EXERCISE DETAILS: Seek out every line containing the word "马鞍山现代产业", and copy each.

DATASET ENTRIES:
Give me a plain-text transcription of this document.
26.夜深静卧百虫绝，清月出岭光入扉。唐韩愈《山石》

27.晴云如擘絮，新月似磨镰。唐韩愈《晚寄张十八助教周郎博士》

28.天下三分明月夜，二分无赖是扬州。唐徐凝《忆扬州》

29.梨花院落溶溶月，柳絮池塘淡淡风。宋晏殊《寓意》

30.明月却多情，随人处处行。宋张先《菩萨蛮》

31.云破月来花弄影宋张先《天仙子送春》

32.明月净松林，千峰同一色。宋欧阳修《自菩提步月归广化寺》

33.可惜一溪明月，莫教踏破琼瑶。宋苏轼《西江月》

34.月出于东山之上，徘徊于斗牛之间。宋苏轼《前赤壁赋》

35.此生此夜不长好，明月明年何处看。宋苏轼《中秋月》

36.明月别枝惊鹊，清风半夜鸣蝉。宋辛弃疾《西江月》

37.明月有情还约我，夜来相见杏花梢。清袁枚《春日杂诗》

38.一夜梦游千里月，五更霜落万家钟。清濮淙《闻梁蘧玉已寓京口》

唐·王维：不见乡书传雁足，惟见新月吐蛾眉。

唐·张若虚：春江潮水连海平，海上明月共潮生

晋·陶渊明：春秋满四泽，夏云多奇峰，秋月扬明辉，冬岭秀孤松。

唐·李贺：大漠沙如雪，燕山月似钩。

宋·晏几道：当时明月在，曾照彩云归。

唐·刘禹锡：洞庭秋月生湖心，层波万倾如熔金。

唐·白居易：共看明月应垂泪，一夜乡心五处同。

--

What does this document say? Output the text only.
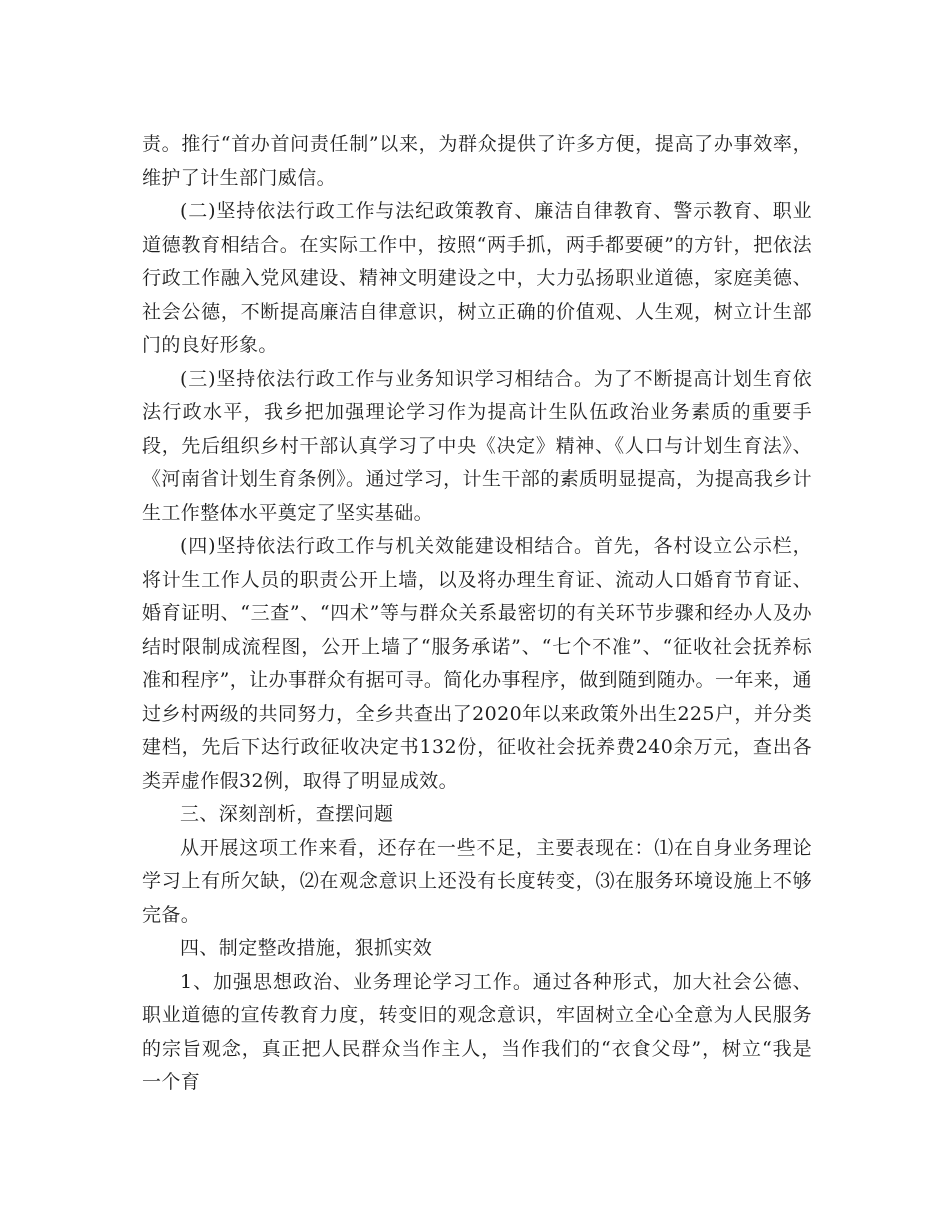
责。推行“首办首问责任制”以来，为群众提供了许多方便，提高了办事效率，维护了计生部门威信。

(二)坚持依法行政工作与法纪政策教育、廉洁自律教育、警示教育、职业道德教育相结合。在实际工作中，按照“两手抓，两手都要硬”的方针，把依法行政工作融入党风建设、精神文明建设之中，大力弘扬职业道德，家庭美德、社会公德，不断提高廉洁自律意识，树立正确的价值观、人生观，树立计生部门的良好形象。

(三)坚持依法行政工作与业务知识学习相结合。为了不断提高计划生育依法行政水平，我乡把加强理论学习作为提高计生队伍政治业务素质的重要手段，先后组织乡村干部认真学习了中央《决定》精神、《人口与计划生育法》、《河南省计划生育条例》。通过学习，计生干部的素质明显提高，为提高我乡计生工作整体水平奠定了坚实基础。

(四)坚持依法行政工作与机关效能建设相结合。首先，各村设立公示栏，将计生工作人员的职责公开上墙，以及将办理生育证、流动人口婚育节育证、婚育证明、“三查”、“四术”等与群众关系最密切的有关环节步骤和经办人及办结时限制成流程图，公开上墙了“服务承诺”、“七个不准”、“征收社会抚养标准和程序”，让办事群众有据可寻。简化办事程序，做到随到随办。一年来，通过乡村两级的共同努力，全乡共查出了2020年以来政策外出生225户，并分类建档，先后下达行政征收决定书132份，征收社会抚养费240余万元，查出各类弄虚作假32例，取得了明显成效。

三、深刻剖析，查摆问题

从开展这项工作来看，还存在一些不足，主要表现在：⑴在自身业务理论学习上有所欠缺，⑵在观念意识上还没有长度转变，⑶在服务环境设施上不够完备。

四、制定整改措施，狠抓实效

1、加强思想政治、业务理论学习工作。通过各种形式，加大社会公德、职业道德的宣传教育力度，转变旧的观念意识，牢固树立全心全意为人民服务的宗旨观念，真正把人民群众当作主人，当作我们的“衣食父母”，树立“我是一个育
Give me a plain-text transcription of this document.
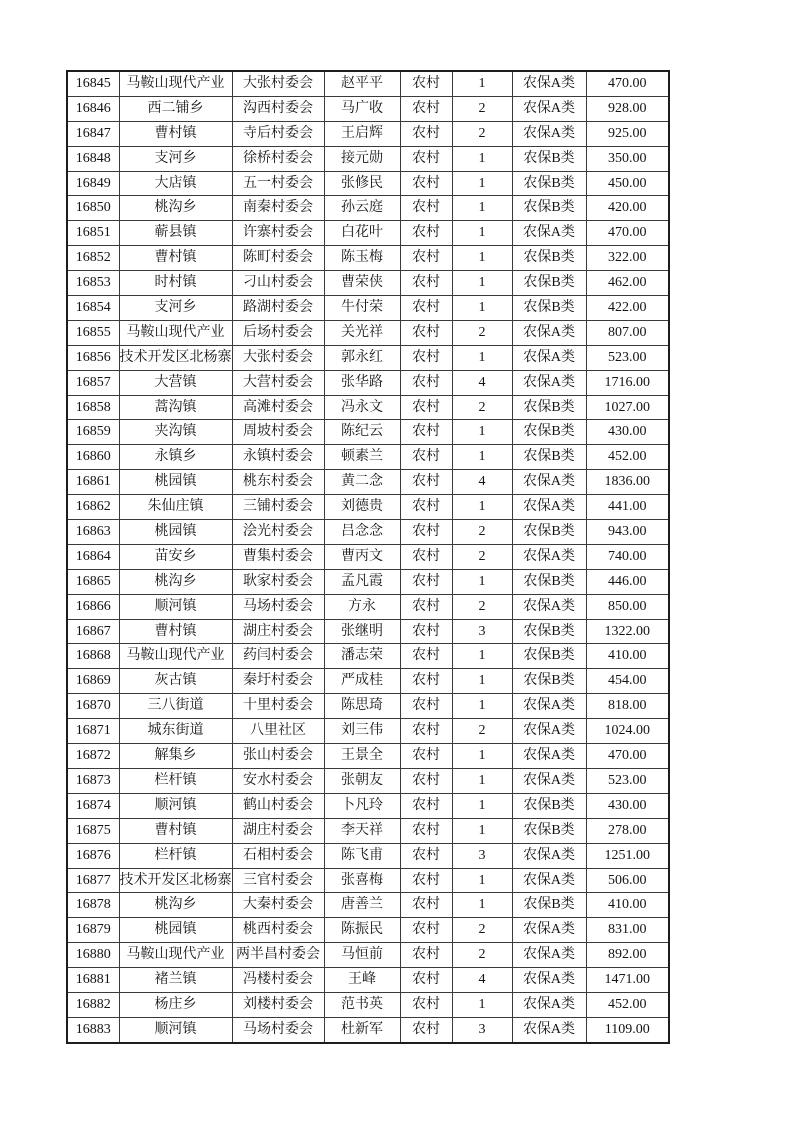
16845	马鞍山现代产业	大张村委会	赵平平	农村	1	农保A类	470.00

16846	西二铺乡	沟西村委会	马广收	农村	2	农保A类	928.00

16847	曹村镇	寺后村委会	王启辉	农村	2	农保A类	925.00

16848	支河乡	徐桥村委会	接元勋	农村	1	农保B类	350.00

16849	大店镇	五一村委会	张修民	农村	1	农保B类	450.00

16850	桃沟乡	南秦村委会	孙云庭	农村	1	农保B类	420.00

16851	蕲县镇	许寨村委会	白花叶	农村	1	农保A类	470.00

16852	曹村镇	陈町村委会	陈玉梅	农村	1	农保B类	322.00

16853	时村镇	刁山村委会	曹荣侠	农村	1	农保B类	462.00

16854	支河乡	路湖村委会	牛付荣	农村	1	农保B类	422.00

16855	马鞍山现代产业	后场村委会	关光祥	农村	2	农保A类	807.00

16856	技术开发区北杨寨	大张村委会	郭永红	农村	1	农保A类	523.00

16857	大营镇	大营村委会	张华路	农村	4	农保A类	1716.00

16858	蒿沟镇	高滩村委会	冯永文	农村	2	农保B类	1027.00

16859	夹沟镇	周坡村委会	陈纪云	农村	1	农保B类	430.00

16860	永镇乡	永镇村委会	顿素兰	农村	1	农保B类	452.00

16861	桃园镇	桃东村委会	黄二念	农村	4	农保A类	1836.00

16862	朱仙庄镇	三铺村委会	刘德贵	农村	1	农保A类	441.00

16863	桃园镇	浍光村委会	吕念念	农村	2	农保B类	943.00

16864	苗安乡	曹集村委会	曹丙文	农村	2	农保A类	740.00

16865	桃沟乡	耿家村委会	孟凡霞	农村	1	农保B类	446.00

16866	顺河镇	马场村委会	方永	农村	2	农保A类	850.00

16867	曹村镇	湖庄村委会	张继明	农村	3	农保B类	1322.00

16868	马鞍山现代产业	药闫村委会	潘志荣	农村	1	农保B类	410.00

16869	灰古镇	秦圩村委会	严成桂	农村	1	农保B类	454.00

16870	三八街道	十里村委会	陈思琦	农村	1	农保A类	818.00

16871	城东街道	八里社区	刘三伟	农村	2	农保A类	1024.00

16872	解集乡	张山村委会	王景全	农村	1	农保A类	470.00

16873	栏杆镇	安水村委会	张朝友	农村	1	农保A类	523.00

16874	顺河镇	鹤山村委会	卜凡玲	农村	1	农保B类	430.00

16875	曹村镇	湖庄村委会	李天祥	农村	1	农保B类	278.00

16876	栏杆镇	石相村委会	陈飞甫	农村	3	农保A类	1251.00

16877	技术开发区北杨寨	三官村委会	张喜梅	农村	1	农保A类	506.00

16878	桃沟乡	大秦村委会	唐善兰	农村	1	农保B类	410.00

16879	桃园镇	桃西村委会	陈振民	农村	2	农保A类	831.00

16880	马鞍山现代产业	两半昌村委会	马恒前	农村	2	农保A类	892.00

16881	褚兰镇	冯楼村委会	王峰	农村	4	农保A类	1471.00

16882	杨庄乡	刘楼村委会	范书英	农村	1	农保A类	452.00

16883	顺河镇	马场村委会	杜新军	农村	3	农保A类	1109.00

EXERCISE OUTPUT:
16845	马鞍山现代产业	大张村委会	赵平平	农村	1	农保A类	470.00
16855	马鞍山现代产业	后场村委会	关光祥	农村	2	农保A类	807.00
16868	马鞍山现代产业	药闫村委会	潘志荣	农村	1	农保B类	410.00
16880	马鞍山现代产业	两半昌村委会	马恒前	农村	2	农保A类	892.00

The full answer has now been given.